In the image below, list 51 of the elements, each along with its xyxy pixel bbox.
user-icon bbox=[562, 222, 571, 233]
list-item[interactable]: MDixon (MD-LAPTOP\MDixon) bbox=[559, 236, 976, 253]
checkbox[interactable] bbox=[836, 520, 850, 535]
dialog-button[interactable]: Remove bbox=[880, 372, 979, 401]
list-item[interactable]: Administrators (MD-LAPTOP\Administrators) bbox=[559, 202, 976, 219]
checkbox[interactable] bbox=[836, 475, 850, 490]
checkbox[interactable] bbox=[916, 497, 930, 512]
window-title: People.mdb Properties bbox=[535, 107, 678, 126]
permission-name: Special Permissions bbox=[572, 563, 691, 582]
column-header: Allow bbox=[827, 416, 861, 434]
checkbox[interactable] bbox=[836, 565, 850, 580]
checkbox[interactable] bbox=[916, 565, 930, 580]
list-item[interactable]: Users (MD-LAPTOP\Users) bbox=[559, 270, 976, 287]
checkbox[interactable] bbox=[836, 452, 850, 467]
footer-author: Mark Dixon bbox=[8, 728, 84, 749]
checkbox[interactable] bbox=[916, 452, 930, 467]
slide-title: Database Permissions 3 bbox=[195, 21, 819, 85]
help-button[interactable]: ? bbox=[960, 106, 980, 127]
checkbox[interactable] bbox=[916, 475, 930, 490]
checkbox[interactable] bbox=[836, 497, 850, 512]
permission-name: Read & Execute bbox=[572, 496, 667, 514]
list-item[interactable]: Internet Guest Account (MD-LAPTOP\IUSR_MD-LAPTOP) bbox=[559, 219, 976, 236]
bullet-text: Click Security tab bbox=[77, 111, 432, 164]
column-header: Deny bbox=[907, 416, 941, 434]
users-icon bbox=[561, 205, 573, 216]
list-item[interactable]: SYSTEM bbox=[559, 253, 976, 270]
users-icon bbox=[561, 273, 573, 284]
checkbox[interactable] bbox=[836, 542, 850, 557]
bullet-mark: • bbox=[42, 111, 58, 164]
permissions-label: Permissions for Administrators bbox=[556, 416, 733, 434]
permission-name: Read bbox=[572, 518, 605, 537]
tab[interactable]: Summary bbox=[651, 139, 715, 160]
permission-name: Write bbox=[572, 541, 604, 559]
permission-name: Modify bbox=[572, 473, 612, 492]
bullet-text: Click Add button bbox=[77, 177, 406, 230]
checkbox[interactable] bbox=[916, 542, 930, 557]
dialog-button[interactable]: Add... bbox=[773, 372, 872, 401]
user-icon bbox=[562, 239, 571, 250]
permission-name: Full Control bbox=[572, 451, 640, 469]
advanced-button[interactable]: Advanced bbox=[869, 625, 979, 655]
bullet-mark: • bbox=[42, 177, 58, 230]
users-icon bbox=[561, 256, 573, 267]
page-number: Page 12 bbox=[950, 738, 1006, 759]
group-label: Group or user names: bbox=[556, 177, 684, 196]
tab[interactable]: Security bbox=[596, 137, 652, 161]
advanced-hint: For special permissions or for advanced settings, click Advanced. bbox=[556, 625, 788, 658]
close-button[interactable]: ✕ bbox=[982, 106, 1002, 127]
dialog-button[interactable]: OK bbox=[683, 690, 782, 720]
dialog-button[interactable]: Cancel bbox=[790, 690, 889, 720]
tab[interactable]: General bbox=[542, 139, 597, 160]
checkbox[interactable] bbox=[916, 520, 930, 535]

Request
Copy out every row above verbatim, in the same order and with each line's text and bbox values unchanged.

Result of this task
In the image below, list 51 of the elements, each along with its xyxy pixel bbox.
user-icon bbox=[562, 222, 571, 233]
list-item[interactable]: MDixon (MD-LAPTOP\MDixon) bbox=[559, 236, 976, 253]
checkbox[interactable] bbox=[836, 520, 850, 535]
dialog-button[interactable]: Remove bbox=[880, 372, 979, 401]
list-item[interactable]: Administrators (MD-LAPTOP\Administrators) bbox=[559, 202, 976, 219]
checkbox[interactable] bbox=[836, 475, 850, 490]
checkbox[interactable] bbox=[916, 497, 930, 512]
window-title: People.mdb Properties bbox=[535, 107, 678, 126]
permission-name: Special Permissions bbox=[572, 563, 691, 582]
column-header: Allow bbox=[827, 416, 861, 434]
checkbox[interactable] bbox=[836, 565, 850, 580]
checkbox[interactable] bbox=[916, 565, 930, 580]
list-item[interactable]: Users (MD-LAPTOP\Users) bbox=[559, 270, 976, 287]
checkbox[interactable] bbox=[836, 452, 850, 467]
footer-author: Mark Dixon bbox=[8, 728, 84, 749]
checkbox[interactable] bbox=[916, 452, 930, 467]
slide-title: Database Permissions 3 bbox=[195, 21, 819, 85]
help-button[interactable]: ? bbox=[960, 106, 980, 127]
checkbox[interactable] bbox=[916, 475, 930, 490]
checkbox[interactable] bbox=[836, 497, 850, 512]
permission-name: Read & Execute bbox=[572, 496, 667, 514]
list-item[interactable]: Internet Guest Account (MD-LAPTOP\IUSR_MD-LAPTOP) bbox=[559, 219, 976, 236]
bullet-text: Click Security tab bbox=[77, 111, 432, 164]
column-header: Deny bbox=[907, 416, 941, 434]
users-icon bbox=[561, 205, 573, 216]
list-item[interactable]: SYSTEM bbox=[559, 253, 976, 270]
users-icon bbox=[561, 273, 573, 284]
checkbox[interactable] bbox=[836, 542, 850, 557]
bullet-mark: • bbox=[42, 111, 58, 164]
permissions-label: Permissions for Administrators bbox=[556, 416, 733, 434]
permission-name: Read bbox=[572, 518, 605, 537]
tab[interactable]: Summary bbox=[651, 139, 715, 160]
permission-name: Write bbox=[572, 541, 604, 559]
permission-name: Modify bbox=[572, 473, 612, 492]
bullet-text: Click Add button bbox=[77, 177, 406, 230]
checkbox[interactable] bbox=[916, 542, 930, 557]
dialog-button[interactable]: Add... bbox=[773, 372, 872, 401]
user-icon bbox=[562, 239, 571, 250]
permission-name: Full Control bbox=[572, 451, 640, 469]
advanced-button[interactable]: Advanced bbox=[869, 625, 979, 655]
bullet-mark: • bbox=[42, 177, 58, 230]
users-icon bbox=[561, 256, 573, 267]
page-number: Page 12 bbox=[950, 738, 1006, 759]
group-label: Group or user names: bbox=[556, 177, 684, 196]
tab[interactable]: Security bbox=[596, 137, 652, 161]
advanced-hint: For special permissions or for advanced settings, click Advanced. bbox=[556, 625, 788, 658]
close-button[interactable]: ✕ bbox=[982, 106, 1002, 127]
dialog-button[interactable]: OK bbox=[683, 690, 782, 720]
dialog-button[interactable]: Cancel bbox=[790, 690, 889, 720]
tab[interactable]: General bbox=[542, 139, 597, 160]
checkbox[interactable] bbox=[916, 520, 930, 535]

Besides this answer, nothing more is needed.